# INSTRUCTION:
Arrange the part of the items below that opens with the line containing "bar <box>733 198 870 402</box>" and closes with the line containing "category-label: 31.03.2014 <box>763" as a Markdown table with columns Row and Line. Number each line in the Row column and leave out any blank lines.

# Items listed in a dataset:

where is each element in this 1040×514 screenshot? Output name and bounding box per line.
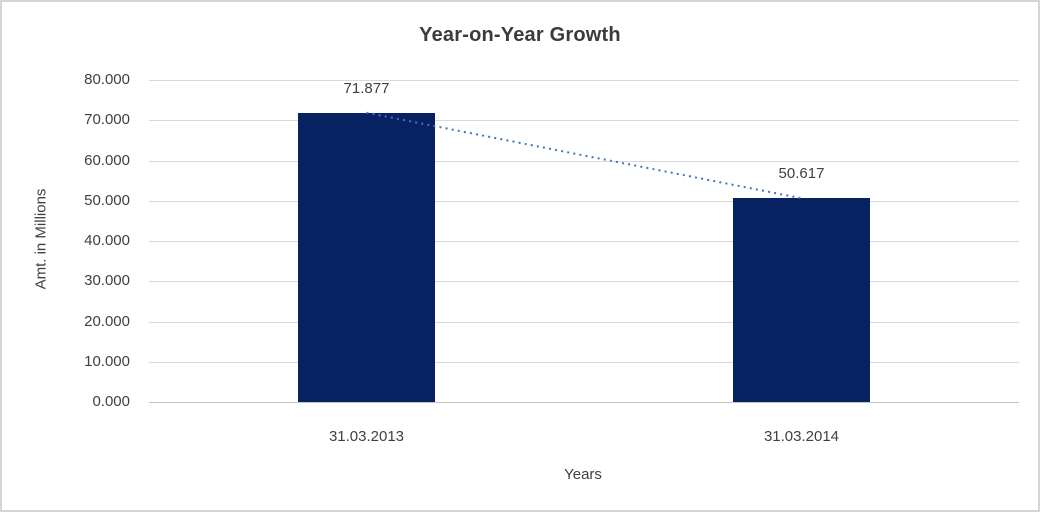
bar <box>733 198 870 402</box>
chart-title: Year-on-Year Growth <box>419 24 621 46</box>
y-tick-label: 60.000 <box>84 152 130 169</box>
value-label: 50.617 <box>778 165 825 183</box>
x-axis-title: Years <box>564 466 602 483</box>
category-label: 31.03.2014 <box>763 428 840 445</box>
gridline <box>149 322 1019 323</box>
x-axis-line <box>149 402 1019 403</box>
y-tick-label: 30.000 <box>84 272 130 289</box>
bar <box>298 112 435 402</box>
y-tick-label: 20.000 <box>84 313 130 330</box>
gridline <box>149 161 1019 162</box>
category-label: 31.03.2013 <box>328 428 405 445</box>
gridline <box>149 281 1019 282</box>
y-tick-label: 80.000 <box>84 71 130 88</box>
y-tick-label: 50.000 <box>84 192 130 209</box>
gridline <box>149 201 1019 202</box>
gridline <box>149 80 1019 81</box>
value-label: 71.877 <box>343 79 390 97</box>
y-tick-label: 10.000 <box>84 353 130 370</box>
gridline <box>149 120 1019 121</box>
y-tick-label: 70.000 <box>84 111 130 128</box>
gridline <box>149 241 1019 242</box>
y-tick-label: 40.000 <box>84 232 130 249</box>
y-tick-label: 0.000 <box>92 393 130 410</box>
gridline <box>149 362 1019 363</box>
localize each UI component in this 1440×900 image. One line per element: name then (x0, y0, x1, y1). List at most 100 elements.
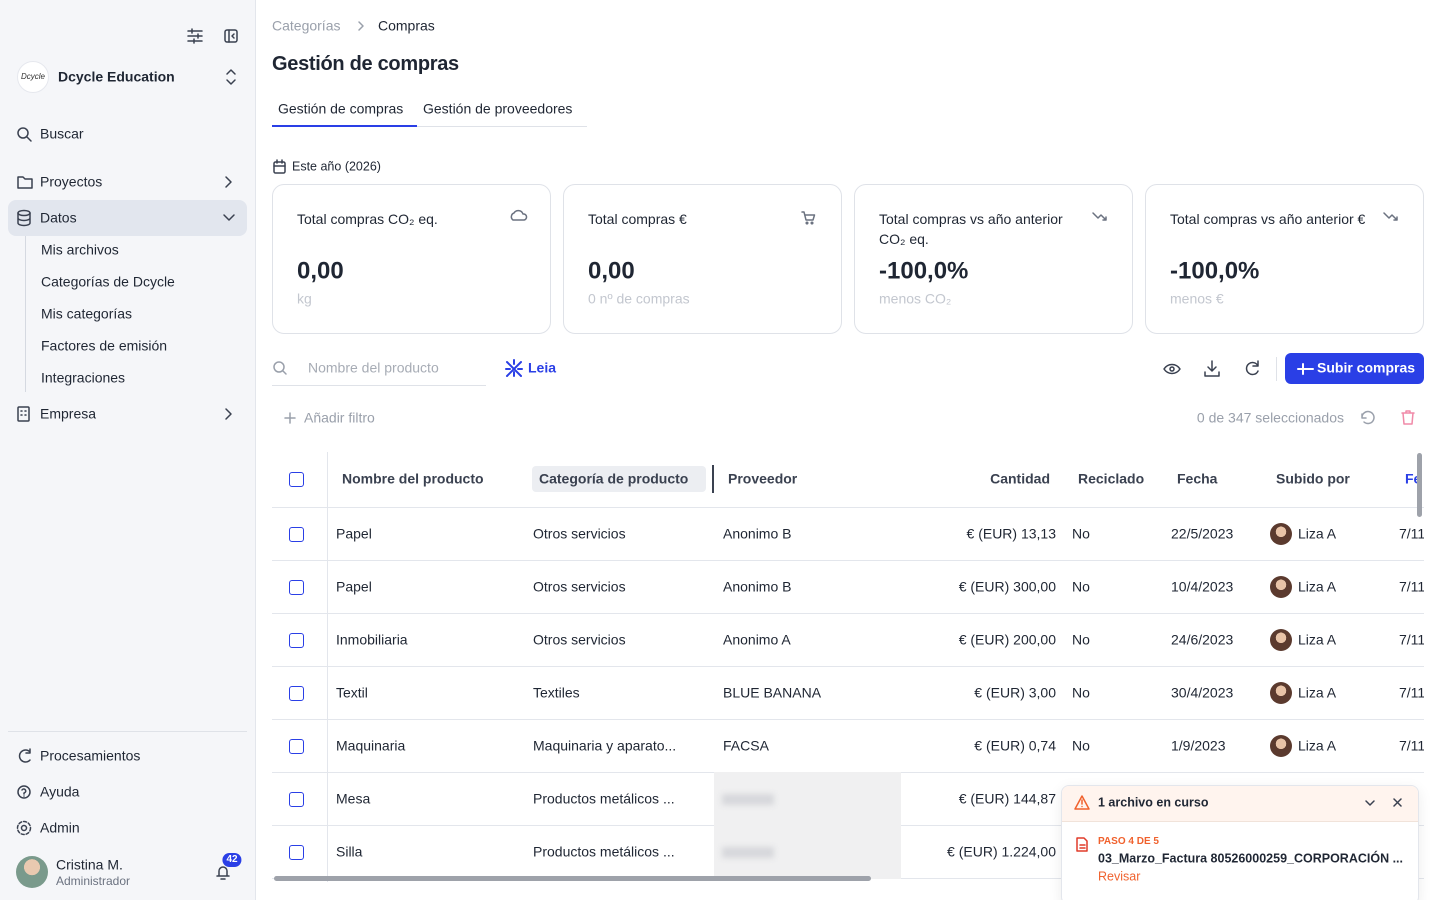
table-cell: 24/6/2023 (1171, 631, 1234, 648)
kpi-subtitle: 0 nº de compras (588, 290, 690, 307)
checkbox[interactable] (289, 472, 304, 487)
kpi-title: Total compras vs año anterior CO₂ eq. (879, 211, 1063, 247)
subnav-item[interactable]: Mis archivos (41, 241, 119, 258)
table-cell: FACSA (723, 737, 769, 754)
notification-badge[interactable]: 42 (222, 853, 242, 867)
kpi-card (1145, 184, 1424, 334)
column-header[interactable]: Reciclado (1078, 470, 1145, 487)
checkbox[interactable] (289, 792, 304, 807)
column-header[interactable]: Proveedor (728, 470, 798, 487)
add-filter[interactable]: Añadir filtro (304, 409, 375, 426)
column-header[interactable]: Subido por (1276, 470, 1350, 487)
kpi-value: -100,0% (1170, 257, 1260, 285)
h-scrollbar[interactable] (274, 876, 871, 881)
kpi-card (563, 184, 842, 334)
active-nav-bg (8, 200, 247, 236)
table-cell: Liza A (1298, 525, 1337, 542)
resize-handle (712, 465, 714, 493)
table-cell: Liza A (1298, 578, 1337, 595)
kpi-card (854, 184, 1133, 334)
user-name: Cristina M. (56, 856, 123, 873)
kpi-card (272, 184, 551, 334)
table-cell: € (EUR) 3,00 (974, 684, 1056, 701)
subnav-item[interactable]: Integraciones (41, 369, 126, 386)
assistant-button[interactable]: Leia (528, 359, 557, 376)
subnav-item[interactable]: Categorías de Dcycle (41, 273, 175, 290)
table-cell: Otros servicios (533, 525, 626, 542)
user-role: Administrador (56, 873, 131, 888)
checkbox[interactable] (289, 686, 304, 701)
nav-item[interactable]: Buscar (40, 125, 84, 142)
sidebar (0, 0, 256, 900)
nav-item[interactable]: Procesamientos (40, 747, 141, 764)
v-scrollbar[interactable] (1417, 453, 1422, 517)
tab-active (272, 125, 417, 127)
period-filter[interactable]: Este año (2026) (292, 159, 381, 174)
row-border (272, 613, 1424, 614)
header-pill (532, 466, 706, 492)
toast-action[interactable]: Revisar (1098, 869, 1141, 884)
table-cell: Textiles (533, 684, 580, 701)
search-underline (272, 385, 486, 386)
checkbox[interactable] (289, 739, 304, 754)
nav-item[interactable]: Empresa (40, 405, 97, 422)
column-header[interactable]: Cantidad (990, 470, 1050, 487)
checkbox[interactable] (289, 845, 304, 860)
table-cell: Productos metálicos ... (533, 843, 675, 860)
checkbox[interactable] (289, 527, 304, 542)
search-input[interactable]: Nombre del producto (308, 359, 439, 376)
user-avatar (16, 856, 48, 888)
org-name[interactable]: Dcycle Education (58, 68, 175, 85)
table-cell: No (1072, 684, 1090, 701)
sidebar-divider (8, 731, 247, 732)
table-cell: Inmobiliaria (336, 631, 408, 648)
toast-header (1062, 786, 1418, 822)
column-divider (327, 452, 328, 882)
table-cell: No (1072, 525, 1090, 542)
uploader-avatar (1270, 682, 1292, 704)
breadcrumb: Compras (378, 17, 435, 34)
column-header[interactable]: Categoría de producto (539, 470, 689, 487)
tab[interactable]: Gestión de compras (278, 100, 404, 117)
column-header[interactable]: Nombre del producto (342, 470, 484, 487)
table-cell: € (EUR) 300,00 (958, 578, 1056, 595)
kpi-value: 0,00 (588, 257, 635, 285)
kpi-subtitle: kg (297, 290, 312, 307)
subnav-item[interactable]: Mis categorías (41, 305, 133, 322)
table-cell: 1/9/2023 (1171, 737, 1226, 754)
toast-file: 03_Marzo_Factura 80526000259_CORPORACIÓN… (1098, 851, 1404, 866)
nav-item[interactable]: Admin (40, 819, 80, 836)
table-cell: Textil (336, 684, 368, 701)
upload-label[interactable]: Subir compras (1317, 359, 1416, 376)
table-cell: Productos metálicos ... (533, 790, 675, 807)
table-cell: 22/5/2023 (1171, 525, 1234, 542)
uploader-avatar (1270, 523, 1292, 545)
table-cell: Maquinaria (336, 737, 406, 754)
checkbox[interactable] (289, 633, 304, 648)
table-cell: 10/4/2023 (1171, 578, 1234, 595)
toast-title: 1 archivo en curso (1098, 795, 1209, 810)
table-cell: 30/4/2023 (1171, 684, 1234, 701)
nav-item[interactable]: Proyectos (40, 173, 103, 190)
table-cell: No (1072, 631, 1090, 648)
table-cell: Otros servicios (533, 631, 626, 648)
checkbox[interactable] (289, 580, 304, 595)
tab-underline (272, 126, 587, 127)
logo (17, 61, 49, 93)
table-cell: No (1072, 578, 1090, 595)
table-cell: Liza A (1298, 631, 1337, 648)
table-cell: € (EUR) 144,87 (958, 790, 1056, 807)
nav-item[interactable]: Ayuda (40, 783, 80, 800)
page-title: Gestión de compras (272, 53, 459, 75)
tab[interactable]: Gestión de proveedores (423, 100, 573, 117)
breadcrumb[interactable]: Categorías (272, 17, 341, 34)
nav-item[interactable]: Datos (40, 209, 77, 226)
kpi-title: Total compras vs año anterior € (1170, 211, 1366, 227)
subnav-item[interactable]: Factores de emisión (41, 337, 168, 354)
table-cell: € (EUR) 0,74 (974, 737, 1056, 754)
table-cell: Papel (336, 578, 372, 595)
column-header[interactable]: Fecha (1177, 470, 1218, 487)
table-cell: Anonimo B (723, 525, 792, 542)
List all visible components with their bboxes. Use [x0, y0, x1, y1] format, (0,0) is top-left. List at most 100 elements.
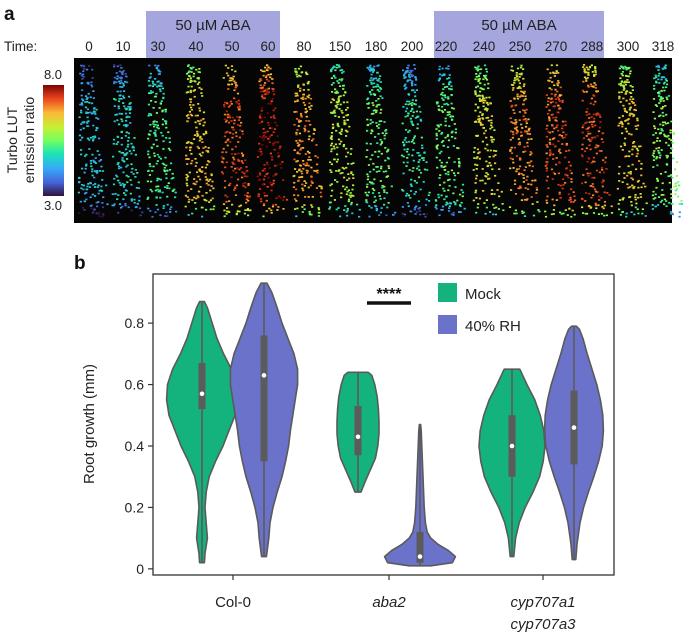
root-pixel — [271, 98, 274, 100]
root-pixel — [97, 184, 100, 187]
root-pixel — [623, 108, 626, 110]
root-pixel — [208, 201, 211, 203]
root-pixel — [272, 131, 275, 134]
root-pixel — [495, 150, 498, 152]
root-pixel — [448, 87, 451, 90]
root-pixel — [484, 77, 488, 80]
root-pixel — [405, 192, 409, 195]
root-pixel — [241, 133, 244, 135]
root-pixel — [383, 134, 386, 137]
root-pixel — [293, 149, 296, 151]
root-pixel — [454, 186, 457, 188]
root-pixel — [625, 111, 629, 114]
root-pixel — [622, 104, 625, 107]
time-label-200: 200 — [401, 39, 424, 54]
root-pixel — [522, 103, 525, 106]
root-pixel — [527, 188, 530, 190]
root-pixel — [457, 147, 460, 150]
time-label-50: 50 — [224, 39, 239, 54]
root-pixel — [481, 123, 484, 126]
root-pixel — [262, 139, 265, 141]
root-pixel — [310, 166, 313, 169]
root-pixel — [331, 67, 334, 69]
root-pixel — [594, 66, 597, 68]
root-pixel — [199, 178, 202, 181]
root-pixel — [165, 120, 168, 123]
root-pixel — [437, 125, 440, 128]
root-pixel — [302, 189, 305, 192]
root-pixel — [307, 130, 310, 133]
root-pixel — [631, 145, 635, 148]
root-pixel — [366, 102, 369, 105]
root-pixel — [346, 119, 349, 121]
root-pixel — [632, 98, 635, 100]
root-pixel — [626, 183, 629, 186]
root-pixel — [624, 110, 627, 113]
root-pixel — [628, 114, 631, 117]
root-pixel — [85, 121, 88, 123]
root-pixel — [476, 156, 479, 158]
root-pixel — [242, 154, 245, 156]
time-label-10: 10 — [115, 39, 130, 54]
root-pixel — [226, 130, 229, 133]
root-pixel — [411, 115, 414, 117]
root-pixel — [207, 151, 210, 153]
root-pixel — [557, 140, 560, 143]
root-pixel — [345, 211, 348, 213]
root-pixel — [621, 115, 624, 117]
root-pixel — [482, 105, 485, 108]
root-pixel — [199, 135, 202, 138]
root-pixel — [628, 150, 631, 153]
root-pixel — [331, 98, 334, 100]
root-pixel — [270, 189, 273, 192]
root-pixel — [406, 67, 410, 70]
root-pixel — [119, 86, 122, 88]
root-pixel — [409, 210, 412, 213]
root-pixel — [81, 167, 84, 170]
root-pixel — [125, 165, 128, 168]
root-pixel — [440, 164, 443, 167]
root-pixel — [565, 150, 568, 152]
root-pixel — [207, 180, 210, 182]
root-pixel — [81, 104, 84, 106]
root-pixel — [233, 189, 236, 191]
root-pixel — [591, 125, 594, 128]
root-pixel — [413, 207, 416, 210]
root-pixel — [392, 213, 395, 216]
root-pixel — [375, 111, 378, 114]
root-pixel — [147, 153, 150, 156]
root-pixel — [447, 96, 450, 98]
root-pixel — [90, 81, 93, 84]
root-pixel — [385, 132, 388, 135]
root-pixel — [134, 153, 137, 156]
root-pixel — [304, 111, 307, 113]
root-pixel — [306, 164, 309, 166]
root-pixel — [234, 82, 237, 84]
root-pixel — [424, 204, 428, 206]
root-pixel — [194, 202, 197, 204]
root-pixel — [85, 163, 88, 166]
root-pixel — [479, 87, 482, 89]
root-pixel — [434, 206, 437, 208]
root-pixel — [344, 91, 347, 94]
root-pixel — [652, 111, 655, 113]
root-pixel — [458, 211, 461, 213]
root-pixel — [598, 126, 601, 129]
root-pixel — [256, 156, 260, 158]
root-pixel — [626, 79, 629, 81]
root-pixel — [666, 155, 669, 157]
root-pixel — [298, 132, 301, 135]
root-pixel — [549, 151, 552, 153]
root-pixel — [204, 130, 208, 133]
root-pixel — [317, 215, 321, 217]
root-pixel — [369, 64, 372, 67]
root-pixel — [146, 180, 149, 183]
root-pixel — [448, 178, 451, 181]
root-pixel — [474, 91, 477, 94]
root-pixel — [117, 141, 120, 143]
root-pixel — [149, 210, 152, 212]
root-pixel — [598, 199, 601, 201]
root-pixel — [166, 185, 169, 187]
root-pixel — [404, 110, 408, 113]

# COMPLETE RESPONSE:
| Row | Line |
|---|---|
| 1 | bar <box>733 198 870 402</box> |
| 2 | chart-title: Year-on-Year Growth <box>419 24 621 46</box> |
| 3 | y-tick-label: 60.000 <box>84 152 130 169</box> |
| 4 | value-label: 50.617 <box>778 165 825 183</box> |
| 5 | x-axis-title: Years <box>564 466 602 483</box> |
| 6 | category-label: 31.03.2014 <box>763 428 840 445</box> |